§ Required work: Please output the records below in full, exactly as given, but without the images.

Start of Data supplied

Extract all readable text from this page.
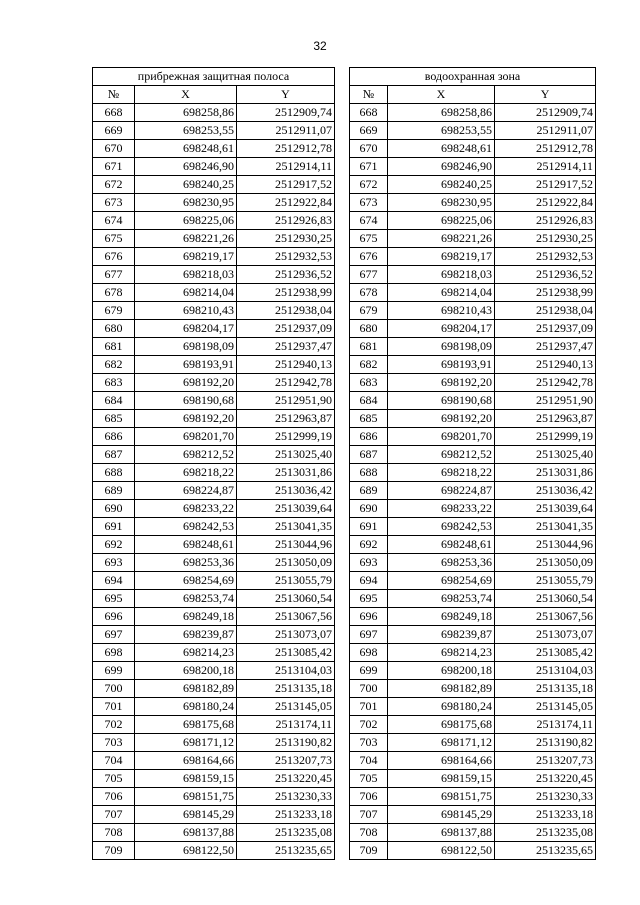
32
прибрежная защитная полоса				водоохранная зона		
№	X	Y		№	X	Y
668	698258,86	2512909,74		668	698258,86	2512909,74
669	698253,55	2512911,07		669	698253,55	2512911,07
670	698248,61	2512912,78		670	698248,61	2512912,78
671	698246,90	2512914,11		671	698246,90	2512914,11
672	698240,25	2512917,52		672	698240,25	2512917,52
673	698230,95	2512922,84		673	698230,95	2512922,84
674	698225,06	2512926,83		674	698225,06	2512926,83
675	698221,26	2512930,25		675	698221,26	2512930,25
676	698219,17	2512932,53		676	698219,17	2512932,53
677	698218,03	2512936,52		677	698218,03	2512936,52
678	698214,04	2512938,99		678	698214,04	2512938,99
679	698210,43	2512938,04		679	698210,43	2512938,04
680	698204,17	2512937,09		680	698204,17	2512937,09
681	698198,09	2512937,47		681	698198,09	2512937,47
682	698193,91	2512940,13		682	698193,91	2512940,13
683	698192,20	2512942,78		683	698192,20	2512942,78
684	698190,68	2512951,90		684	698190,68	2512951,90
685	698192,20	2512963,87		685	698192,20	2512963,87
686	698201,70	2512999,19		686	698201,70	2512999,19
687	698212,52	2513025,40		687	698212,52	2513025,40
688	698218,22	2513031,86		688	698218,22	2513031,86
689	698224,87	2513036,42		689	698224,87	2513036,42
690	698233,22	2513039,64		690	698233,22	2513039,64
691	698242,53	2513041,35		691	698242,53	2513041,35
692	698248,61	2513044,96		692	698248,61	2513044,96
693	698253,36	2513050,09		693	698253,36	2513050,09
694	698254,69	2513055,79		694	698254,69	2513055,79
695	698253,74	2513060,54		695	698253,74	2513060,54
696	698249,18	2513067,56		696	698249,18	2513067,56
697	698239,87	2513073,07		697	698239,87	2513073,07
698	698214,23	2513085,42		698	698214,23	2513085,42
699	698200,18	2513104,03		699	698200,18	2513104,03
700	698182,89	2513135,18		700	698182,89	2513135,18
701	698180,24	2513145,05		701	698180,24	2513145,05
702	698175,68	2513174,11		702	698175,68	2513174,11
703	698171,12	2513190,82		703	698171,12	2513190,82
704	698164,66	2513207,73		704	698164,66	2513207,73
705	698159,15	2513220,45		705	698159,15	2513220,45
706	698151,75	2513230,33		706	698151,75	2513230,33
707	698145,29	2513233,18		707	698145,29	2513233,18
708	698137,88	2513235,08		708	698137,88	2513235,08
709	698122,50	2513235,65		709	698122,50	2513235,65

End of Data supplied

§ Task response:
Extract all readable text from this page.
32
прибрежная защитная полоса				водоохранная зона		
№	X	Y		№	X	Y
668	698258,86	2512909,74		668	698258,86	2512909,74
669	698253,55	2512911,07		669	698253,55	2512911,07
670	698248,61	2512912,78		670	698248,61	2512912,78
671	698246,90	2512914,11		671	698246,90	2512914,11
672	698240,25	2512917,52		672	698240,25	2512917,52
673	698230,95	2512922,84		673	698230,95	2512922,84
674	698225,06	2512926,83		674	698225,06	2512926,83
675	698221,26	2512930,25		675	698221,26	2512930,25
676	698219,17	2512932,53		676	698219,17	2512932,53
677	698218,03	2512936,52		677	698218,03	2512936,52
678	698214,04	2512938,99		678	698214,04	2512938,99
679	698210,43	2512938,04		679	698210,43	2512938,04
680	698204,17	2512937,09		680	698204,17	2512937,09
681	698198,09	2512937,47		681	698198,09	2512937,47
682	698193,91	2512940,13		682	698193,91	2512940,13
683	698192,20	2512942,78		683	698192,20	2512942,78
684	698190,68	2512951,90		684	698190,68	2512951,90
685	698192,20	2512963,87		685	698192,20	2512963,87
686	698201,70	2512999,19		686	698201,70	2512999,19
687	698212,52	2513025,40		687	698212,52	2513025,40
688	698218,22	2513031,86		688	698218,22	2513031,86
689	698224,87	2513036,42		689	698224,87	2513036,42
690	698233,22	2513039,64		690	698233,22	2513039,64
691	698242,53	2513041,35		691	698242,53	2513041,35
692	698248,61	2513044,96		692	698248,61	2513044,96
693	698253,36	2513050,09		693	698253,36	2513050,09
694	698254,69	2513055,79		694	698254,69	2513055,79
695	698253,74	2513060,54		695	698253,74	2513060,54
696	698249,18	2513067,56		696	698249,18	2513067,56
697	698239,87	2513073,07		697	698239,87	2513073,07
698	698214,23	2513085,42		698	698214,23	2513085,42
699	698200,18	2513104,03		699	698200,18	2513104,03
700	698182,89	2513135,18		700	698182,89	2513135,18
701	698180,24	2513145,05		701	698180,24	2513145,05
702	698175,68	2513174,11		702	698175,68	2513174,11
703	698171,12	2513190,82		703	698171,12	2513190,82
704	698164,66	2513207,73		704	698164,66	2513207,73
705	698159,15	2513220,45		705	698159,15	2513220,45
706	698151,75	2513230,33		706	698151,75	2513230,33
707	698145,29	2513233,18		707	698145,29	2513233,18
708	698137,88	2513235,08		708	698137,88	2513235,08
709	698122,50	2513235,65		709	698122,50	2513235,65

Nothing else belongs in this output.